TO BE DONE
Gather all lines from the material that contain "Munsell".

EXERCISE INPUT

* * * * *

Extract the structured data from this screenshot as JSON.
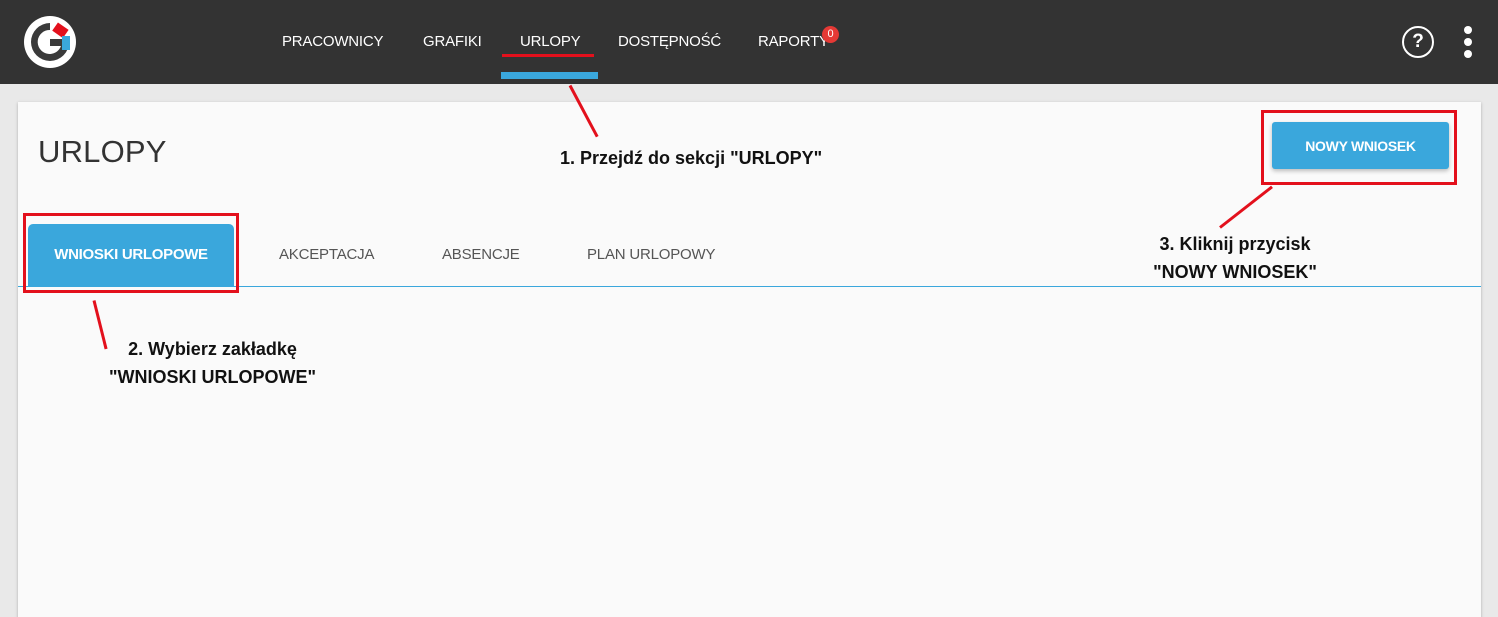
{
  "nav": {
    "items": [
      "PRACOWNICY",
      "GRAFIKI",
      "URLOPY",
      "DOSTĘPNOŚĆ",
      "RAPORTY"
    ],
    "active": "URLOPY",
    "raporty_badge": "0"
  },
  "page": {
    "title": "URLOPY",
    "new_request_button": "NOWY WNIOSEK"
  },
  "tabs": {
    "active": "WNIOSKI URLOPOWE",
    "items": [
      "WNIOSKI URLOPOWE",
      "AKCEPTACJA",
      "ABSENCJE",
      "PLAN URLOPOWY"
    ]
  },
  "annotations": {
    "step1": "1. Przejdź do sekcji \"URLOPY\"",
    "step2_line1": "2. Wybierz zakładkę",
    "step2_line2": "\"WNIOSKI URLOPOWE\"",
    "step3_line1": "3. Kliknij przycisk",
    "step3_line2": "\"NOWY WNIOSEK\""
  },
  "colors": {
    "topbar": "#333333",
    "accent": "#3aa7dc",
    "annotation": "#e3101c",
    "badge": "#e53935"
  },
  "icons": [
    "app-logo-icon",
    "help-icon",
    "more-vertical-icon"
  ]
}
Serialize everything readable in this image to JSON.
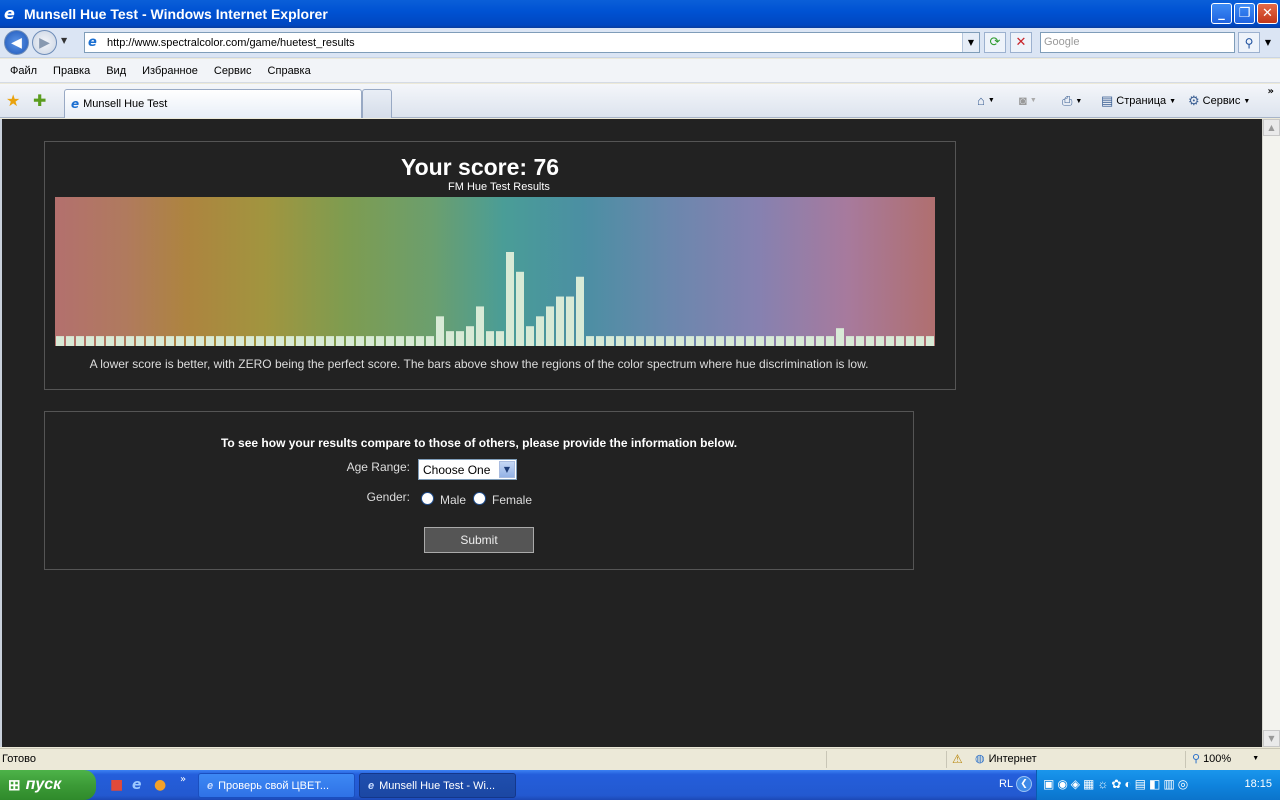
{
  "window": {
    "title": "Munsell Hue Test - Windows Internet Explorer",
    "controls": {
      "minimize": "_",
      "maximize": "❐",
      "close": "✕"
    }
  },
  "address": {
    "url": "http://www.spectralcolor.com/game/huetest_results",
    "search_placeholder": "Google"
  },
  "menu": {
    "items": [
      "Файл",
      "Правка",
      "Вид",
      "Избранное",
      "Сервис",
      "Справка"
    ]
  },
  "tabs": {
    "active_label": "Munsell Hue Test"
  },
  "commands": {
    "page_label": "Страница",
    "tools_label": "Сервис"
  },
  "results": {
    "score": "Your score: 76",
    "chart_subtitle": "FM Hue Test Results",
    "explanation": "A lower score is better, with ZERO being the perfect score. The bars above show the regions of the color spectrum where hue discrimination is low."
  },
  "chart_data": {
    "type": "bar",
    "title": "FM Hue Test Results",
    "ylim": [
      0,
      10
    ],
    "bar_count": 88,
    "baseline": 1,
    "values": [
      1,
      1,
      1,
      1,
      1,
      1,
      1,
      1,
      1,
      1,
      1,
      1,
      1,
      1,
      1,
      1,
      1,
      1,
      1,
      1,
      1,
      1,
      1,
      1,
      1,
      1,
      1,
      1,
      1,
      1,
      1,
      1,
      1,
      1,
      1,
      1,
      1,
      1,
      3,
      1.5,
      1.5,
      2,
      4,
      1.5,
      1.5,
      9.5,
      7.5,
      2,
      3,
      4,
      5,
      5,
      7,
      1,
      1,
      1,
      1,
      1,
      1,
      1,
      1,
      1,
      1,
      1,
      1,
      1,
      1,
      1,
      1,
      1,
      1,
      1,
      1,
      1,
      1,
      1,
      1,
      1,
      1.8,
      1,
      1,
      1,
      1,
      1,
      1,
      1,
      1,
      1
    ],
    "colors": {
      "bar": "#d8ead6",
      "spectrum_start": "#b3706e",
      "spectrum_end": "#b06f6f"
    }
  },
  "form": {
    "prompt": "To see how your results compare to those of others, please provide the information below.",
    "age_label": "Age Range:",
    "age_value": "Choose One",
    "gender_label": "Gender:",
    "male_label": "Male",
    "female_label": "Female",
    "submit_label": "Submit"
  },
  "status": {
    "text": "Готово",
    "zone": "Интернет",
    "zoom": "100%"
  },
  "taskbar": {
    "start_label": "пуск",
    "items": [
      "Проверь свой ЦВЕТ...",
      "Munsell Hue Test - Wi..."
    ],
    "language": "RL",
    "clock": "18:15"
  }
}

* * * * *

WRITTEN ANSWER
    "title": "Munsell Hue Test - Windows Internet Explorer",
    "active_label": "Munsell Hue Test"
      "Munsell Hue Test - Wi..."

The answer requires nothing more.